### Task goal:
Write out each line exactly as given. Leave the pictures out of your copy.

### Provided data:
------
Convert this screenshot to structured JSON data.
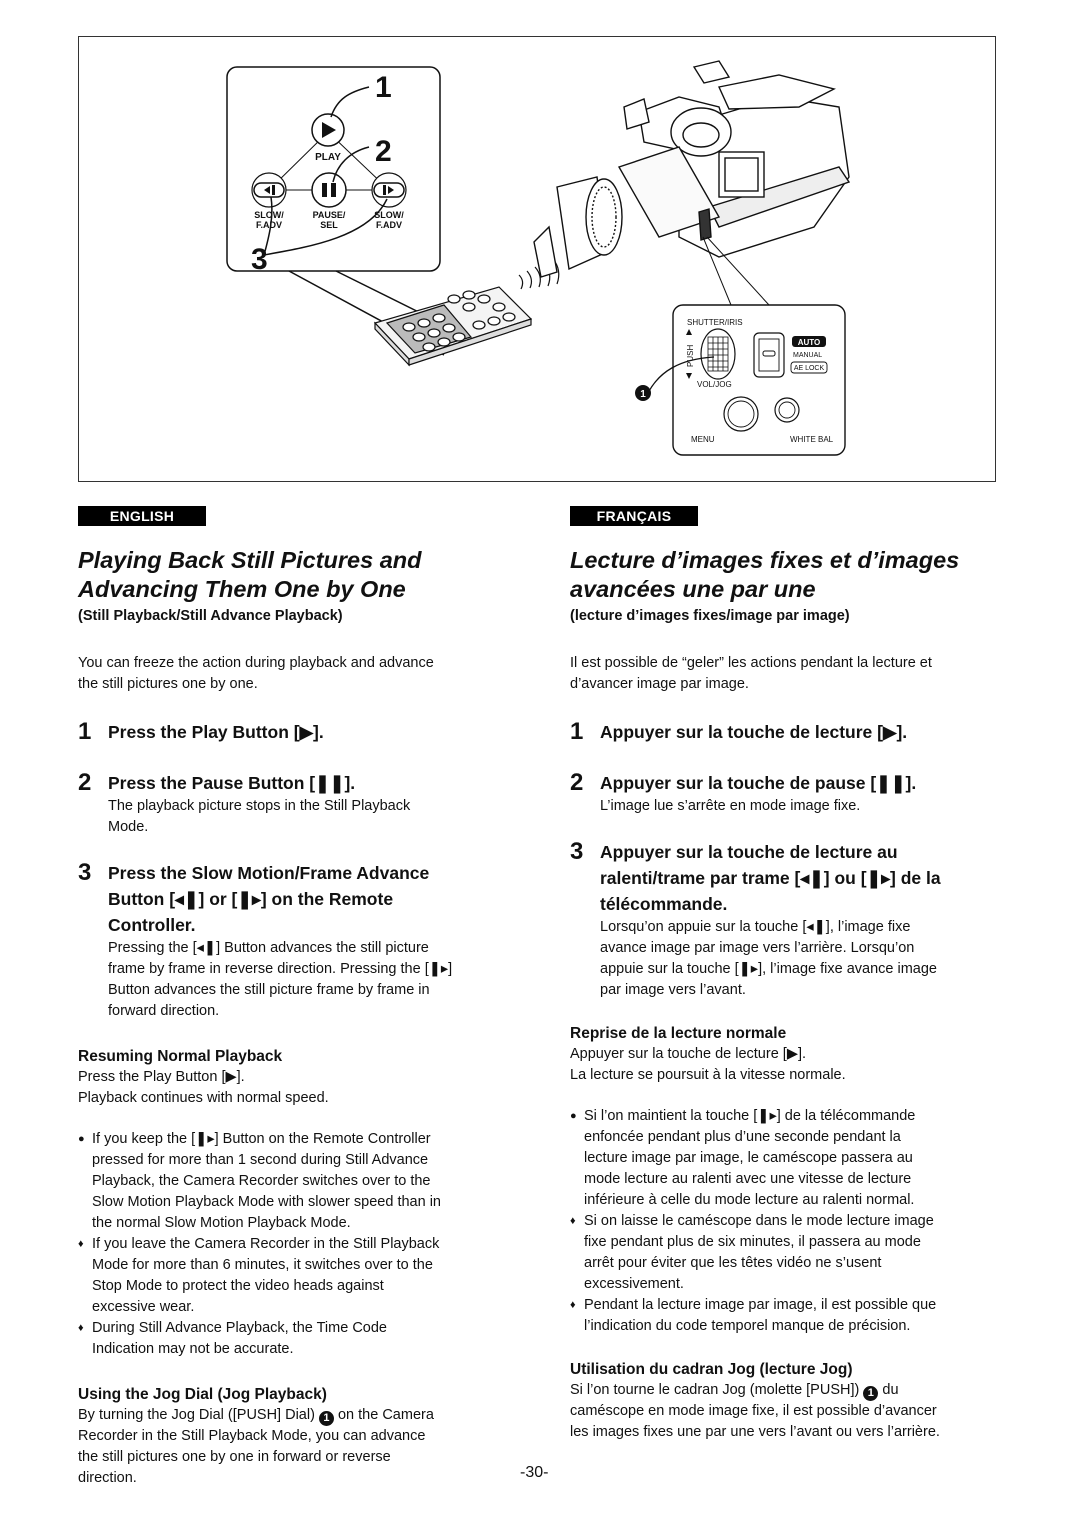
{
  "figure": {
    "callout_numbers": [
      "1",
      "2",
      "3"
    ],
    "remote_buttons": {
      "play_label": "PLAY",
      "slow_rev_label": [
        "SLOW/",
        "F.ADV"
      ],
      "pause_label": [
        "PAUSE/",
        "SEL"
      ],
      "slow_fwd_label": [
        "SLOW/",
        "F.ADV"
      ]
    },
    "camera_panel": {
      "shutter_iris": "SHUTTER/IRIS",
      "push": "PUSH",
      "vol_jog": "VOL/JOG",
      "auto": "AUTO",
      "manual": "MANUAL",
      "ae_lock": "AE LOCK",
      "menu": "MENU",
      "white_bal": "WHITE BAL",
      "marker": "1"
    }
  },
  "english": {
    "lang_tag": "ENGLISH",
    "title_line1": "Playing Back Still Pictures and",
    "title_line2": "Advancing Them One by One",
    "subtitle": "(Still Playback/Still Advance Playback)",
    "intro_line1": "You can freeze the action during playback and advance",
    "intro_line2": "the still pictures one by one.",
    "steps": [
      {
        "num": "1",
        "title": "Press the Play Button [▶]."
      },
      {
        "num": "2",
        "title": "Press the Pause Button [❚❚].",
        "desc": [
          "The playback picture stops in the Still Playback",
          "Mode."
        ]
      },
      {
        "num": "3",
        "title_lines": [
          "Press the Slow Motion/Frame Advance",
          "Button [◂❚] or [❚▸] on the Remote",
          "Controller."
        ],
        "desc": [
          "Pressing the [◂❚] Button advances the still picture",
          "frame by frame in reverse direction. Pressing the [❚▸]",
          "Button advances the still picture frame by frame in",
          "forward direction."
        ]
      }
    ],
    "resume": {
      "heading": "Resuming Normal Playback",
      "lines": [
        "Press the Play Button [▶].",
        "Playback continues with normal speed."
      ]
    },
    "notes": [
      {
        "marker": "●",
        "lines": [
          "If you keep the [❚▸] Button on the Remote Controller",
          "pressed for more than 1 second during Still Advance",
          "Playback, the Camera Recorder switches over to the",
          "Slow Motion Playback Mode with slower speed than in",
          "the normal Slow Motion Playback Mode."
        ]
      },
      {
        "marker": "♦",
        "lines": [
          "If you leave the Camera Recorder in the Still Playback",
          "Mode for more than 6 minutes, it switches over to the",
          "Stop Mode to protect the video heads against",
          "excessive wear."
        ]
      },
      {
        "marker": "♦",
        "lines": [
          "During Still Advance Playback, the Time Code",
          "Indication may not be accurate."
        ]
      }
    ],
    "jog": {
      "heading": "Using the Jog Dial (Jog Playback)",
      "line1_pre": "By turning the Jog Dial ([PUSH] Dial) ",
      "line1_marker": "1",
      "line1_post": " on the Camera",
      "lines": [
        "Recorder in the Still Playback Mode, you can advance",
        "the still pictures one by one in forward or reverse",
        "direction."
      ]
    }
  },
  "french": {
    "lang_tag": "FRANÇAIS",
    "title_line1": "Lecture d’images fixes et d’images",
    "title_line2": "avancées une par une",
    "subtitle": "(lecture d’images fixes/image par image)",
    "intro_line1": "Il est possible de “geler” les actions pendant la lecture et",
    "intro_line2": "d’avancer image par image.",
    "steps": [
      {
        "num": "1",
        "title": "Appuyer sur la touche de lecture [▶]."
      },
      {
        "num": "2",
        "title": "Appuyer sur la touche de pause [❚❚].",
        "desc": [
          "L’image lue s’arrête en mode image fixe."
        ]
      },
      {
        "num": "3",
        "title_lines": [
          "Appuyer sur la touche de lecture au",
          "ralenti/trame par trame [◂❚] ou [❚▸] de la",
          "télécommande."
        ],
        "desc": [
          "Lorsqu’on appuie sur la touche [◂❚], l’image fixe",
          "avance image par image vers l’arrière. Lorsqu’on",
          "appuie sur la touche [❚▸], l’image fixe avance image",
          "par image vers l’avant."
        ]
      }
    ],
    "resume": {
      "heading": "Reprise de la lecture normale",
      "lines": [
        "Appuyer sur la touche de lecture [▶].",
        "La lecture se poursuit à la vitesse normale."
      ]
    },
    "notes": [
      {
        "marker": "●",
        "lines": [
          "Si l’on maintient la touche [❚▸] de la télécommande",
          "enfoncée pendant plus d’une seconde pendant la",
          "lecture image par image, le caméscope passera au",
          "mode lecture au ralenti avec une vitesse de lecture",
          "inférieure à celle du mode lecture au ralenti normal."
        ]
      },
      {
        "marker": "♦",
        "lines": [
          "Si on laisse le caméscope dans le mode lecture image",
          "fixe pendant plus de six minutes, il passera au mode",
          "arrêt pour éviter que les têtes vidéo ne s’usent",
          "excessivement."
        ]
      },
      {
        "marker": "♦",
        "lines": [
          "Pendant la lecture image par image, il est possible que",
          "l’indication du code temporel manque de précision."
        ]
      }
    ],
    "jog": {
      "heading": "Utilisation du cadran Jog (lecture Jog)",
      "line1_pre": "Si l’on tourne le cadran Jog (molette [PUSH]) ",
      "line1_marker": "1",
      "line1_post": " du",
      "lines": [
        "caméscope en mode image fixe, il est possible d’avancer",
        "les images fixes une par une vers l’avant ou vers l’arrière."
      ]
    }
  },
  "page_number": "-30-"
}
------
### Result for this exercise:
Convert this screenshot to structured JSON data.
{
  "figure": {
    "callout_numbers": [
      "1",
      "2",
      "3"
    ],
    "remote_buttons": {
      "play_label": "PLAY",
      "slow_rev_label": [
        "SLOW/",
        "F.ADV"
      ],
      "pause_label": [
        "PAUSE/",
        "SEL"
      ],
      "slow_fwd_label": [
        "SLOW/",
        "F.ADV"
      ]
    },
    "camera_panel": {
      "shutter_iris": "SHUTTER/IRIS",
      "push": "PUSH",
      "vol_jog": "VOL/JOG",
      "auto": "AUTO",
      "manual": "MANUAL",
      "ae_lock": "AE LOCK",
      "menu": "MENU",
      "white_bal": "WHITE BAL",
      "marker": "1"
    }
  },
  "english": {
    "lang_tag": "ENGLISH",
    "title_line1": "Playing Back Still Pictures and",
    "title_line2": "Advancing Them One by One",
    "subtitle": "(Still Playback/Still Advance Playback)",
    "intro_line1": "You can freeze the action during playback and advance",
    "intro_line2": "the still pictures one by one.",
    "steps": [
      {
        "num": "1",
        "title": "Press the Play Button [▶]."
      },
      {
        "num": "2",
        "title": "Press the Pause Button [❚❚].",
        "desc": [
          "The playback picture stops in the Still Playback",
          "Mode."
        ]
      },
      {
        "num": "3",
        "title_lines": [
          "Press the Slow Motion/Frame Advance",
          "Button [◂❚] or [❚▸] on the Remote",
          "Controller."
        ],
        "desc": [
          "Pressing the [◂❚] Button advances the still picture",
          "frame by frame in reverse direction. Pressing the [❚▸]",
          "Button advances the still picture frame by frame in",
          "forward direction."
        ]
      }
    ],
    "resume": {
      "heading": "Resuming Normal Playback",
      "lines": [
        "Press the Play Button [▶].",
        "Playback continues with normal speed."
      ]
    },
    "notes": [
      {
        "marker": "●",
        "lines": [
          "If you keep the [❚▸] Button on the Remote Controller",
          "pressed for more than 1 second during Still Advance",
          "Playback, the Camera Recorder switches over to the",
          "Slow Motion Playback Mode with slower speed than in",
          "the normal Slow Motion Playback Mode."
        ]
      },
      {
        "marker": "♦",
        "lines": [
          "If you leave the Camera Recorder in the Still Playback",
          "Mode for more than 6 minutes, it switches over to the",
          "Stop Mode to protect the video heads against",
          "excessive wear."
        ]
      },
      {
        "marker": "♦",
        "lines": [
          "During Still Advance Playback, the Time Code",
          "Indication may not be accurate."
        ]
      }
    ],
    "jog": {
      "heading": "Using the Jog Dial (Jog Playback)",
      "line1_pre": "By turning the Jog Dial ([PUSH] Dial) ",
      "line1_marker": "1",
      "line1_post": " on the Camera",
      "lines": [
        "Recorder in the Still Playback Mode, you can advance",
        "the still pictures one by one in forward or reverse",
        "direction."
      ]
    }
  },
  "french": {
    "lang_tag": "FRANÇAIS",
    "title_line1": "Lecture d’images fixes et d’images",
    "title_line2": "avancées une par une",
    "subtitle": "(lecture d’images fixes/image par image)",
    "intro_line1": "Il est possible de “geler” les actions pendant la lecture et",
    "intro_line2": "d’avancer image par image.",
    "steps": [
      {
        "num": "1",
        "title": "Appuyer sur la touche de lecture [▶]."
      },
      {
        "num": "2",
        "title": "Appuyer sur la touche de pause [❚❚].",
        "desc": [
          "L’image lue s’arrête en mode image fixe."
        ]
      },
      {
        "num": "3",
        "title_lines": [
          "Appuyer sur la touche de lecture au",
          "ralenti/trame par trame [◂❚] ou [❚▸] de la",
          "télécommande."
        ],
        "desc": [
          "Lorsqu’on appuie sur la touche [◂❚], l’image fixe",
          "avance image par image vers l’arrière. Lorsqu’on",
          "appuie sur la touche [❚▸], l’image fixe avance image",
          "par image vers l’avant."
        ]
      }
    ],
    "resume": {
      "heading": "Reprise de la lecture normale",
      "lines": [
        "Appuyer sur la touche de lecture [▶].",
        "La lecture se poursuit à la vitesse normale."
      ]
    },
    "notes": [
      {
        "marker": "●",
        "lines": [
          "Si l’on maintient la touche [❚▸] de la télécommande",
          "enfoncée pendant plus d’une seconde pendant la",
          "lecture image par image, le caméscope passera au",
          "mode lecture au ralenti avec une vitesse de lecture",
          "inférieure à celle du mode lecture au ralenti normal."
        ]
      },
      {
        "marker": "♦",
        "lines": [
          "Si on laisse le caméscope dans le mode lecture image",
          "fixe pendant plus de six minutes, il passera au mode",
          "arrêt pour éviter que les têtes vidéo ne s’usent",
          "excessivement."
        ]
      },
      {
        "marker": "♦",
        "lines": [
          "Pendant la lecture image par image, il est possible que",
          "l’indication du code temporel manque de précision."
        ]
      }
    ],
    "jog": {
      "heading": "Utilisation du cadran Jog (lecture Jog)",
      "line1_pre": "Si l’on tourne le cadran Jog (molette [PUSH]) ",
      "line1_marker": "1",
      "line1_post": " du",
      "lines": [
        "caméscope en mode image fixe, il est possible d’avancer",
        "les images fixes une par une vers l’avant ou vers l’arrière."
      ]
    }
  },
  "page_number": "-30-"
}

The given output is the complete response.